PROBLEM: Check each line below for the word "industries", and copy those that have it.
──────────────────────────────
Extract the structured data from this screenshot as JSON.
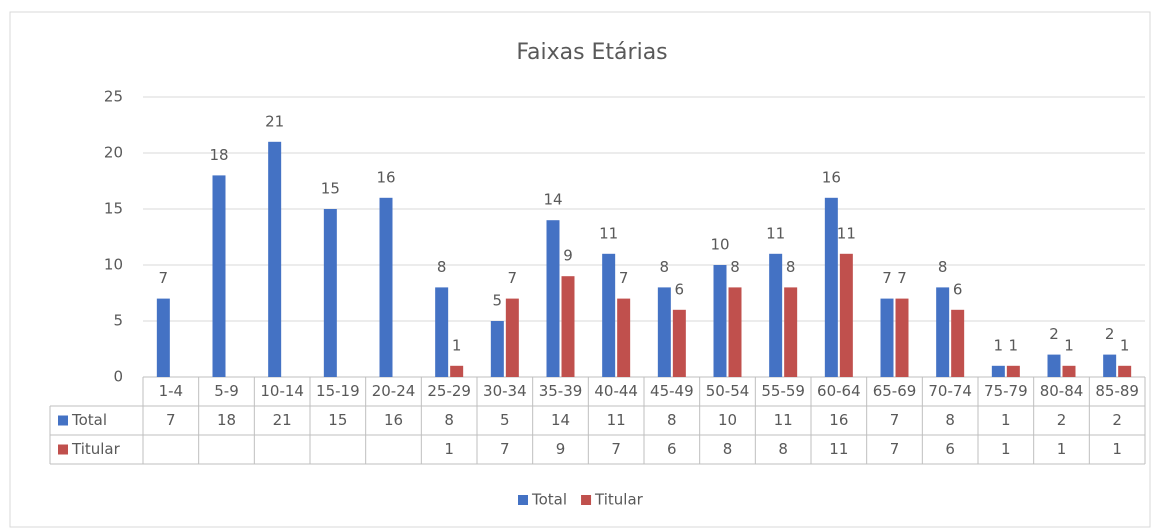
{
  "chart_data": {
    "type": "bar",
    "title": "Faixas Etárias",
    "categories": [
      "1-4",
      "5-9",
      "10-14",
      "15-19",
      "20-24",
      "25-29",
      "30-34",
      "35-39",
      "40-44",
      "45-49",
      "50-54",
      "55-59",
      "60-64",
      "65-69",
      "70-74",
      "75-79",
      "80-84",
      "85-89"
    ],
    "series": [
      {
        "name": "Total",
        "color": "#4472c4",
        "values": [
          7,
          18,
          21,
          15,
          16,
          8,
          5,
          14,
          11,
          8,
          10,
          11,
          16,
          7,
          8,
          1,
          2,
          2
        ]
      },
      {
        "name": "Titular",
        "color": "#c0504d",
        "values": [
          null,
          null,
          null,
          null,
          null,
          1,
          7,
          9,
          7,
          6,
          8,
          8,
          11,
          7,
          6,
          1,
          1,
          1
        ]
      }
    ],
    "ylim": [
      0,
      25
    ],
    "yticks": [
      0,
      5,
      10,
      15,
      20,
      25
    ],
    "grid": true,
    "legend": "bottom",
    "data_table": true
  }
}
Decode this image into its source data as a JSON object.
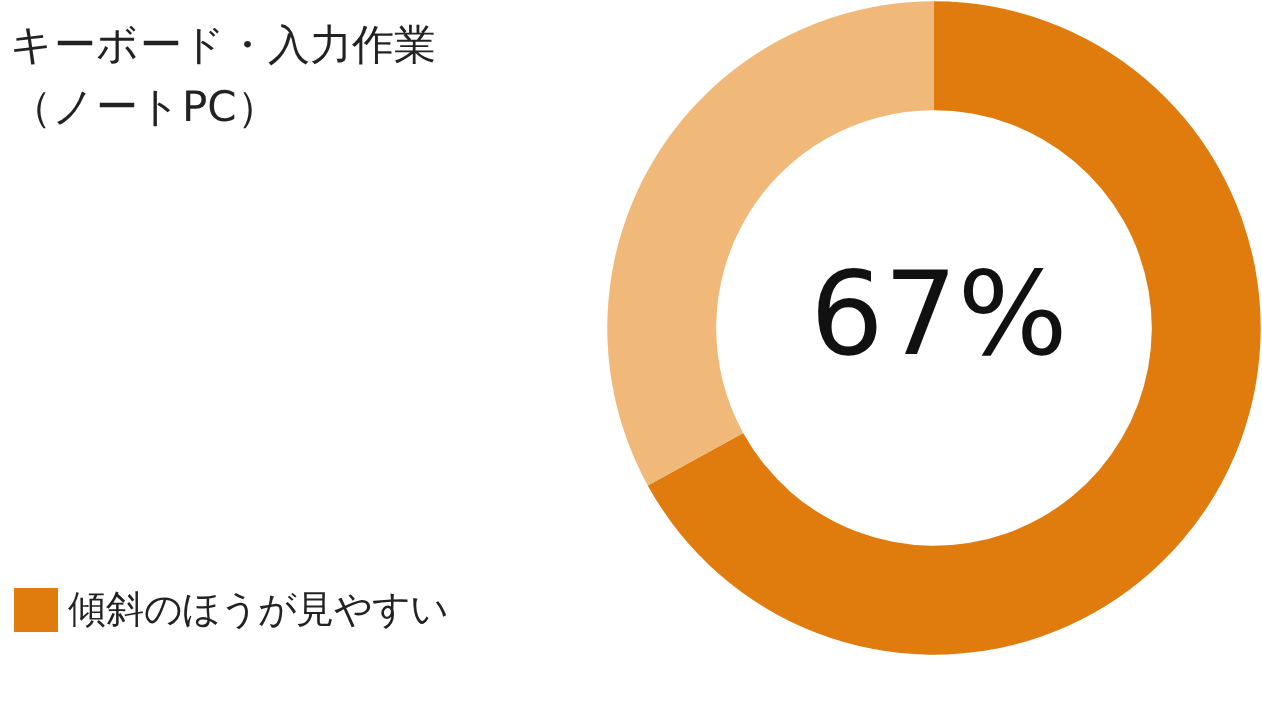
{
  "chart_data": {
    "type": "donut",
    "title": "キーボード・入力作業（ノートPC）",
    "categories": [
      "傾斜のほうが見やすい",
      null
    ],
    "values": [
      67,
      33
    ],
    "colors": [
      "#e07b0e",
      "#f0b97a"
    ],
    "annotations": [
      "67%"
    ],
    "legend": "bottom left"
  }
}
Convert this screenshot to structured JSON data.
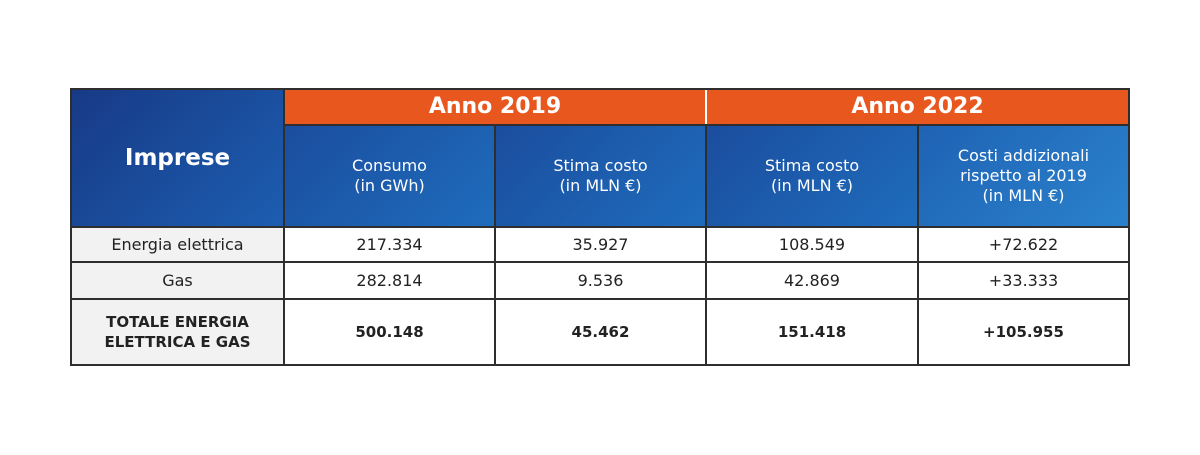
{
  "table": {
    "corner": "Imprese",
    "groups": [
      "Anno 2019",
      "Anno 2022"
    ],
    "columns": [
      [
        "Consumo",
        "(in GWh)"
      ],
      [
        "Stima costo",
        "(in MLN €)"
      ],
      [
        "Stima costo",
        "(in MLN €)"
      ],
      [
        "Costi addizionali",
        "rispetto al 2019",
        "(in MLN €)"
      ]
    ],
    "rows": [
      {
        "label": [
          "Energia elettrica"
        ],
        "cells": [
          "217.334",
          "35.927",
          "108.549",
          "+72.622"
        ]
      },
      {
        "label": [
          "Gas"
        ],
        "cells": [
          "282.814",
          "9.536",
          "42.869",
          "+33.333"
        ]
      },
      {
        "label": [
          "TOTALE ENERGIA",
          "ELETTRICA E GAS"
        ],
        "cells": [
          "500.148",
          "45.462",
          "151.418",
          "+105.955"
        ]
      }
    ]
  }
}
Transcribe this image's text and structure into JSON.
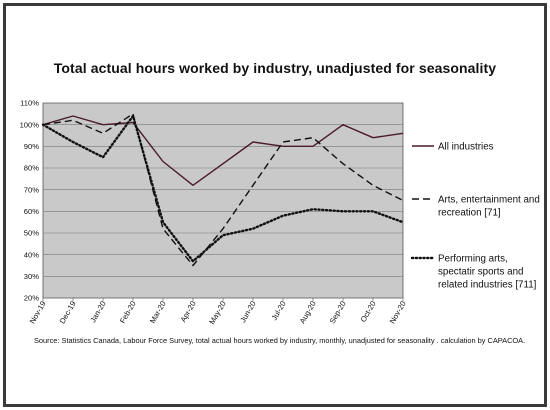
{
  "chart_data": {
    "type": "line",
    "title": "Total actual hours worked by industry, unadjusted for seasonality",
    "source": "Source: Statistics Canada, Labour Force Survey, total actual hours worked by industry, monthly, unadjusted for seasonality . calculation by CAPACOA.",
    "categories": [
      "Nov-19",
      "Dec-19",
      "Jan-20",
      "Feb-20",
      "Mar-20",
      "Apr-20",
      "May-20",
      "Jun-20",
      "Jul-20",
      "Aug-20",
      "Sep-20",
      "Oct-20",
      "Nov-20"
    ],
    "yticks": [
      "20%",
      "30%",
      "40%",
      "50%",
      "60%",
      "70%",
      "80%",
      "90%",
      "100%",
      "110%"
    ],
    "ylim": [
      20,
      110
    ],
    "grid": true,
    "legend_position": "right",
    "series": [
      {
        "name": "All industries",
        "label_lines": [
          "All industries"
        ],
        "style": "solid",
        "color": "#4a1a2e",
        "values": [
          100,
          104,
          100,
          101,
          83,
          72,
          82,
          92,
          90,
          90,
          100,
          94,
          96
        ]
      },
      {
        "name": "Arts, entertainment and recreation [71]",
        "label_lines": [
          "Arts, entertainment and",
          "recreation [71]"
        ],
        "style": "dashed",
        "color": "#111111",
        "values": [
          100,
          102,
          96,
          105,
          52,
          35,
          52,
          72,
          92,
          94,
          82,
          72,
          65
        ]
      },
      {
        "name": "Performing arts, spectatir sports and related industries [711]",
        "label_lines": [
          "Performing arts,",
          "spectatir sports and",
          "related industries [711]"
        ],
        "style": "dotted",
        "color": "#111111",
        "values": [
          100,
          92,
          85,
          104,
          55,
          37,
          49,
          52,
          58,
          61,
          60,
          60,
          55
        ]
      }
    ]
  }
}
──────────────────────────────
FINAL RESULT:
        "name": "All industries",
          "All industries"
        "name": "Performing arts, spectatir sports and related industries [711]",
          "related industries [711]"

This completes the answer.